* **INSTRUCTIONS TO FOLLOW**:
Collect every line below that contains the word "Arrival".

* **PROVIDED RECORDS**:
(begin)
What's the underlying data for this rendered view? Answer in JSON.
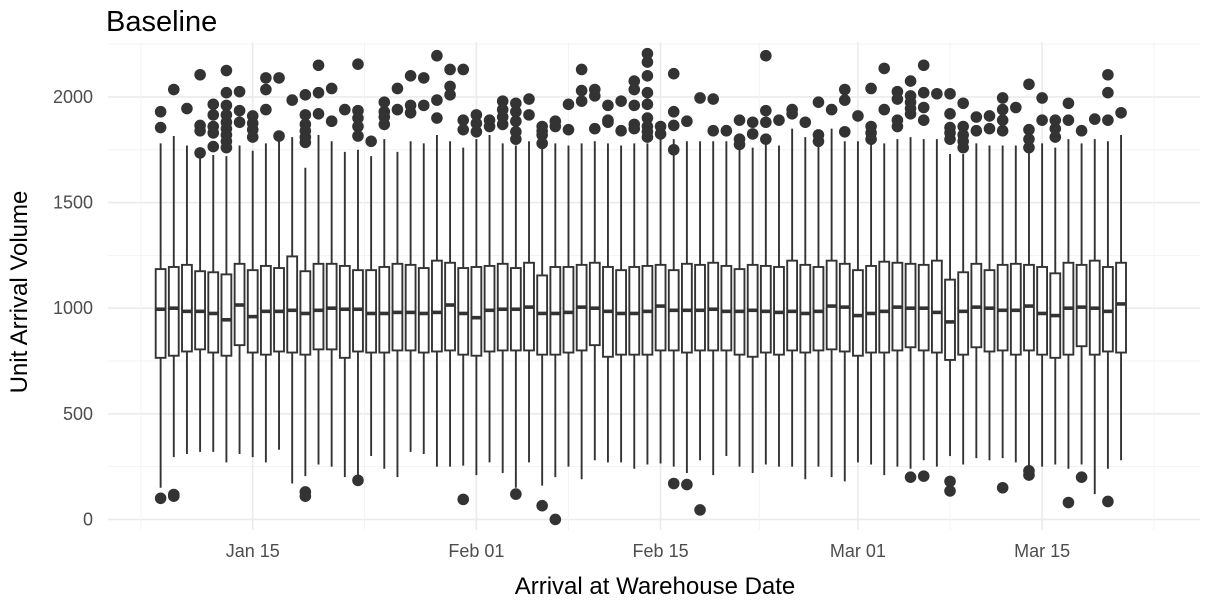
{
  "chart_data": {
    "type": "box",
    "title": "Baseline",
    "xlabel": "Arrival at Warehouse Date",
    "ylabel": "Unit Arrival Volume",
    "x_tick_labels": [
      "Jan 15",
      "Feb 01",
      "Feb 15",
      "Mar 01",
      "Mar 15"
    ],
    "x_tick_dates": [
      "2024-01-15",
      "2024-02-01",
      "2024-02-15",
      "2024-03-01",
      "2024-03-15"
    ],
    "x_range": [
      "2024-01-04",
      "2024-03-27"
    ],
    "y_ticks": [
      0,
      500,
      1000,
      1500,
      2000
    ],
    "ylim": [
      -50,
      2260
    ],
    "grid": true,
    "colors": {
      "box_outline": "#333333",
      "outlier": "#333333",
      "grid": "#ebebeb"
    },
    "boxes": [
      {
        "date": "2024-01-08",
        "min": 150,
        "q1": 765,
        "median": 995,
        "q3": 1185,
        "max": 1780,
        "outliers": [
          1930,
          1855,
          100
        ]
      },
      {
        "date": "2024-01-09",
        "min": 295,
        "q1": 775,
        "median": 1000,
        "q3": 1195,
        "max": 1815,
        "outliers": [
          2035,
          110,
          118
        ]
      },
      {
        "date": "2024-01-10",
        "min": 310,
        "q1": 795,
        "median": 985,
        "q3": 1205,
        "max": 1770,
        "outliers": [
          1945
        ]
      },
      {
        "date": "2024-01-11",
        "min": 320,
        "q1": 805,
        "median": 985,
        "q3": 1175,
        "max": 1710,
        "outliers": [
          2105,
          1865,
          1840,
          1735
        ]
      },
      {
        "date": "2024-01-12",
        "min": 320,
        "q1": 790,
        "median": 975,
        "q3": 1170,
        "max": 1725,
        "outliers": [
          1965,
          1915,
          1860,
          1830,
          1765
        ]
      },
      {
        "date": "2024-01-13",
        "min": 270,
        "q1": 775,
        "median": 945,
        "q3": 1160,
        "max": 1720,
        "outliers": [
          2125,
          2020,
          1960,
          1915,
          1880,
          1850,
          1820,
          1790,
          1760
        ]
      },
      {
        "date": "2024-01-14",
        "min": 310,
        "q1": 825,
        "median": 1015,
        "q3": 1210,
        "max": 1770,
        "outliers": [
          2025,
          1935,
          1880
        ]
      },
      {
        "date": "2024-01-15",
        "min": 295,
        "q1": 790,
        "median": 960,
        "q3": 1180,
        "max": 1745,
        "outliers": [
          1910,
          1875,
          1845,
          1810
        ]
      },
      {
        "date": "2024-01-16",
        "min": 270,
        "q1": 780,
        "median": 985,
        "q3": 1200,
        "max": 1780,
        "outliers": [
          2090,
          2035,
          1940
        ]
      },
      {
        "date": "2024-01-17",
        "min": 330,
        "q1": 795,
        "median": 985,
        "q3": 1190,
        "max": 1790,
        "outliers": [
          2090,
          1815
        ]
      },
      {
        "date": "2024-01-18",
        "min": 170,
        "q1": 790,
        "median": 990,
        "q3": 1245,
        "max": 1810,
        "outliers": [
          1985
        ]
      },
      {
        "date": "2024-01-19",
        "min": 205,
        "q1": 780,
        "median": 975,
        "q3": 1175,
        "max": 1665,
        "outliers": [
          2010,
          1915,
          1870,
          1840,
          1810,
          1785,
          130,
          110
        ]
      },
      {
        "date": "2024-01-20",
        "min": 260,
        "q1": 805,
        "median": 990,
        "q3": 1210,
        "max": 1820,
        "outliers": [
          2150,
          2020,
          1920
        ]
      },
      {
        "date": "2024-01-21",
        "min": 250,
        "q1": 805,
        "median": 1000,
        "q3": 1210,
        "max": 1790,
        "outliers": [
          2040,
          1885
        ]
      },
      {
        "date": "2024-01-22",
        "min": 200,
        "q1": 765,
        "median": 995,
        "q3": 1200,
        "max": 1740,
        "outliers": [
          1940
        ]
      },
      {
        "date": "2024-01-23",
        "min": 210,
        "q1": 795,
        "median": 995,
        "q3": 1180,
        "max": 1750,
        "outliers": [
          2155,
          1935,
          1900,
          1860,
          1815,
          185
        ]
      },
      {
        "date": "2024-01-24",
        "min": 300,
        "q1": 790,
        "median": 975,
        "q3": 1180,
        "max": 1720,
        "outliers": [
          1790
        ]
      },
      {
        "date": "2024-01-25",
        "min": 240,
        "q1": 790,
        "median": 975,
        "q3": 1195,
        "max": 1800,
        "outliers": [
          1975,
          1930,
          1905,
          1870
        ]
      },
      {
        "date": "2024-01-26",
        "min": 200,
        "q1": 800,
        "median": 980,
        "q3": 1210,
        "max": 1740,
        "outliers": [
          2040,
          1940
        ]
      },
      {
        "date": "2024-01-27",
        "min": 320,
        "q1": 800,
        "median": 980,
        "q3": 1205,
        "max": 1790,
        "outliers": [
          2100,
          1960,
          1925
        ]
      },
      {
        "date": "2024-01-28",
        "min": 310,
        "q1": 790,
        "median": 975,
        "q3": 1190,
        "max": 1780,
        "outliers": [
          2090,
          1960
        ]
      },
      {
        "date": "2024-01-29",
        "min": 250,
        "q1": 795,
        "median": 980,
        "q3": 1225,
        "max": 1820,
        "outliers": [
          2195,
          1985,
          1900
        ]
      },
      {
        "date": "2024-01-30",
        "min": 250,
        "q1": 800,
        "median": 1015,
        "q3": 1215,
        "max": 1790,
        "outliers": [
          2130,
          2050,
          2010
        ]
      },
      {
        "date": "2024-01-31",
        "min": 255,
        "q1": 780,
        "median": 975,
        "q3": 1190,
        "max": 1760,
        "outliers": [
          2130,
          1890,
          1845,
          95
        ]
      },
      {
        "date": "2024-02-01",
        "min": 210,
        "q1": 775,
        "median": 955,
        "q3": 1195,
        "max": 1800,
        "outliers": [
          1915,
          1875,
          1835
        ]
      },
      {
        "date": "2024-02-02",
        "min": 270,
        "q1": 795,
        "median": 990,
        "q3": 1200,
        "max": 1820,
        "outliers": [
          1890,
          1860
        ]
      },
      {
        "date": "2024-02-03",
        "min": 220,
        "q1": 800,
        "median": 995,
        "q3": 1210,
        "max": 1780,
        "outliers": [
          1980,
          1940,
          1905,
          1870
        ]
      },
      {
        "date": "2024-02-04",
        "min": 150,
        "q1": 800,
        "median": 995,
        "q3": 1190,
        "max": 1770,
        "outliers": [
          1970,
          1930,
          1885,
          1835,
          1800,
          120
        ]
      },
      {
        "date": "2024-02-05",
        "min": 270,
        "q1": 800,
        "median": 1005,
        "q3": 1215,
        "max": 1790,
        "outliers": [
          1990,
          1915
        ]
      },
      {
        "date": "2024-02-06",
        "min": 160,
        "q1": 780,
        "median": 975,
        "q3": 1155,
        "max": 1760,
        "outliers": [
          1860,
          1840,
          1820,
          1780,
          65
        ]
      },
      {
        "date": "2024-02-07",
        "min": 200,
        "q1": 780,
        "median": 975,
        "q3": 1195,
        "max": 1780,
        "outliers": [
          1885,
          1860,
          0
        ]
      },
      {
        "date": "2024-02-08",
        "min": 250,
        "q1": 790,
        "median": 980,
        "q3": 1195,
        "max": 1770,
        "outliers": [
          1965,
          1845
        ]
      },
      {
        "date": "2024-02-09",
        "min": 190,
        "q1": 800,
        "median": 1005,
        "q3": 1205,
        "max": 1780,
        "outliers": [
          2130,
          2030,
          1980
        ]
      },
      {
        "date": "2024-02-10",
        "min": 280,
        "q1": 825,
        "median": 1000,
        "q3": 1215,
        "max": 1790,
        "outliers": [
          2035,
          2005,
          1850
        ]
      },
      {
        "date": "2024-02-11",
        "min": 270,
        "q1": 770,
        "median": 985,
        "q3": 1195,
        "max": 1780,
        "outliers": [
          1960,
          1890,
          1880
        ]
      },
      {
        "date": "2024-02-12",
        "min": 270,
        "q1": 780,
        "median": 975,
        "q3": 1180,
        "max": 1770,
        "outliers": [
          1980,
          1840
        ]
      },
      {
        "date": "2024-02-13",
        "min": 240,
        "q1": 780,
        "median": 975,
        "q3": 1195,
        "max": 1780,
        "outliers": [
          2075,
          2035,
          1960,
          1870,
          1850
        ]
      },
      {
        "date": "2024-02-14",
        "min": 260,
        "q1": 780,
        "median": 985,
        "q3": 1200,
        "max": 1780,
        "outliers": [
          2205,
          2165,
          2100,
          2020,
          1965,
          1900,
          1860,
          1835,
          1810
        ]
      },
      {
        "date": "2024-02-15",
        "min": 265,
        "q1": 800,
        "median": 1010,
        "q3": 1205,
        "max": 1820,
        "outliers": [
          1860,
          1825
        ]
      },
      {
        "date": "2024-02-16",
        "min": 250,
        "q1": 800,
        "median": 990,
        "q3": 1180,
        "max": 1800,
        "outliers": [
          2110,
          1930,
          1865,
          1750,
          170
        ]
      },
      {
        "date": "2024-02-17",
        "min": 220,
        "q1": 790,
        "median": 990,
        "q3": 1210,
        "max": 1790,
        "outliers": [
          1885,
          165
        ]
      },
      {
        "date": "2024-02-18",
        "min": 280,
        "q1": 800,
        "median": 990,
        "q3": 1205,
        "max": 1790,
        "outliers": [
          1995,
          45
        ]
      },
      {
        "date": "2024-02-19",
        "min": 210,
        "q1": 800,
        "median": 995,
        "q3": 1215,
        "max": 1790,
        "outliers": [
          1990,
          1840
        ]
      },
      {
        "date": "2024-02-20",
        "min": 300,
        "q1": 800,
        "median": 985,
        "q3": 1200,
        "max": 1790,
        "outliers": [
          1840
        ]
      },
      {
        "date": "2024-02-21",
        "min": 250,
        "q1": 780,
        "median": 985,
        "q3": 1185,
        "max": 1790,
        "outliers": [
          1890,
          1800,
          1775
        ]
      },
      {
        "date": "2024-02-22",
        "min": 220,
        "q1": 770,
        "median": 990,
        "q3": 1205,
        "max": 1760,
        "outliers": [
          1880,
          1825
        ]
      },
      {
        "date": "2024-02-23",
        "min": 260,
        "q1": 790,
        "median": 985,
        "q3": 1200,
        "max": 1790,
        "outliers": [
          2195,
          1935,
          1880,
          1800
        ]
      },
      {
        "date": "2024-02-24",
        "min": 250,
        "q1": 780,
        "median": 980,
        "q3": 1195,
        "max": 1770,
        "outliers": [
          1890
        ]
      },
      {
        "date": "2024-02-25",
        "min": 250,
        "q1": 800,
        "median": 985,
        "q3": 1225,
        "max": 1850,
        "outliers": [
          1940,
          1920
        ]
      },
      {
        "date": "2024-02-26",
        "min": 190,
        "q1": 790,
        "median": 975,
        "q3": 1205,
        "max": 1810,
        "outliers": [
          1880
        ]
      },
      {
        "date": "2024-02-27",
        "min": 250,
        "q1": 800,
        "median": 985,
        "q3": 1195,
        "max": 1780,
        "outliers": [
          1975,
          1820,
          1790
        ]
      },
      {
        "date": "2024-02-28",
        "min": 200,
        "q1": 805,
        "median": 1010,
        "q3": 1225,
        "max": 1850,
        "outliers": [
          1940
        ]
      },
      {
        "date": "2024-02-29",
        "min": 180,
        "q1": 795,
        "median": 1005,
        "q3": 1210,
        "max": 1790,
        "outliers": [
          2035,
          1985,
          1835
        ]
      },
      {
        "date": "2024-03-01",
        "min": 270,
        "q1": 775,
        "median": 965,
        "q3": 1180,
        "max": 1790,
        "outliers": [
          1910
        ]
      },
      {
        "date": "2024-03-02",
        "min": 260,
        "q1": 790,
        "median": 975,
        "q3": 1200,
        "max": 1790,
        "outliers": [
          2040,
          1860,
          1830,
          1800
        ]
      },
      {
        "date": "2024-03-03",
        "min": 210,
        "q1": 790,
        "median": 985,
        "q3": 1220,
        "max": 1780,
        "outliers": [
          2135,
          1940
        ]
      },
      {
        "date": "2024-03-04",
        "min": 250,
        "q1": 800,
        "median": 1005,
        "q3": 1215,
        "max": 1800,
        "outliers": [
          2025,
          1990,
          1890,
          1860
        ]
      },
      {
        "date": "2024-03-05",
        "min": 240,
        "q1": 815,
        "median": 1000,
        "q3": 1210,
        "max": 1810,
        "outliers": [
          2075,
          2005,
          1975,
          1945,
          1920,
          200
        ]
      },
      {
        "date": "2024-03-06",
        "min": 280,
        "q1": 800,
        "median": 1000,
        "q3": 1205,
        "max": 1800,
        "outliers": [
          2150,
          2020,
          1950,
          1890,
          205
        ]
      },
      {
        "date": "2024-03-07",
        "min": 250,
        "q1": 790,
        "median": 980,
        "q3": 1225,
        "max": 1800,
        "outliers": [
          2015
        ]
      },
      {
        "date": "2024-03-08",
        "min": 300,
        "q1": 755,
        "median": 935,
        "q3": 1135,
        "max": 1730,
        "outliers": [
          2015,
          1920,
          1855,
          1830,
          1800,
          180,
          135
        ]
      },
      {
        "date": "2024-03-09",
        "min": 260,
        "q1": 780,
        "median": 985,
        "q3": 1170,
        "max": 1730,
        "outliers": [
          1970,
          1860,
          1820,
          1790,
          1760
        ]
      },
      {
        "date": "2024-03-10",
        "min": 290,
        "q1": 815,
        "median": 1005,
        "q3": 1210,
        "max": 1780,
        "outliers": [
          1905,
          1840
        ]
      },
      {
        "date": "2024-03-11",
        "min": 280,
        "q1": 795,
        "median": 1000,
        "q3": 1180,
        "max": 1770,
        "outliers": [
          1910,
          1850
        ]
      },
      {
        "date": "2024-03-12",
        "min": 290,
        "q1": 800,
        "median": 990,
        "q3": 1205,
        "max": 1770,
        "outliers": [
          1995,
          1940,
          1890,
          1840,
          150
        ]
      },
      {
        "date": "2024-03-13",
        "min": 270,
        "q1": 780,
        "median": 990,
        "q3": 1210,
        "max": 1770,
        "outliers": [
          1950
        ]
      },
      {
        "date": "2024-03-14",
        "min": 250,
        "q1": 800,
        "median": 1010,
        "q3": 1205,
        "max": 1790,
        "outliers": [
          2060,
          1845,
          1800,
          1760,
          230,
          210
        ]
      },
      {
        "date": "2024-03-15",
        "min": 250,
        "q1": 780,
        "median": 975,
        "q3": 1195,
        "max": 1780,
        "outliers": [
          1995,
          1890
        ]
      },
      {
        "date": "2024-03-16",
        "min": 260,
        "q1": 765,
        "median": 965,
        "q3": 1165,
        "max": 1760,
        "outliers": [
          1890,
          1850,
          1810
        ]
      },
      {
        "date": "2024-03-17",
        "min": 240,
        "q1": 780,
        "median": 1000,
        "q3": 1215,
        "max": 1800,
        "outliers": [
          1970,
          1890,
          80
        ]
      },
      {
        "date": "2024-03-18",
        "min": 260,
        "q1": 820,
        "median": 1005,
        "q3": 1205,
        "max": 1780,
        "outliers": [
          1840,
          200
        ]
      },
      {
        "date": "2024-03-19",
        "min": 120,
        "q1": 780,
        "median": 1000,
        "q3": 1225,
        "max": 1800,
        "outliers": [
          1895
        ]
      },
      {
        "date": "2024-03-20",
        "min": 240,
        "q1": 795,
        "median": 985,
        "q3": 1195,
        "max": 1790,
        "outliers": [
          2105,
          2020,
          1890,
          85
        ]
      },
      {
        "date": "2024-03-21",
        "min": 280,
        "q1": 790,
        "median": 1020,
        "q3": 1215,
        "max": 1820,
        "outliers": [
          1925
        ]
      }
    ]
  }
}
(end)
* **RESULT OF THIS TASK**:
    "xlabel": "Arrival at Warehouse Date",
    "ylabel": "Unit Arrival Volume",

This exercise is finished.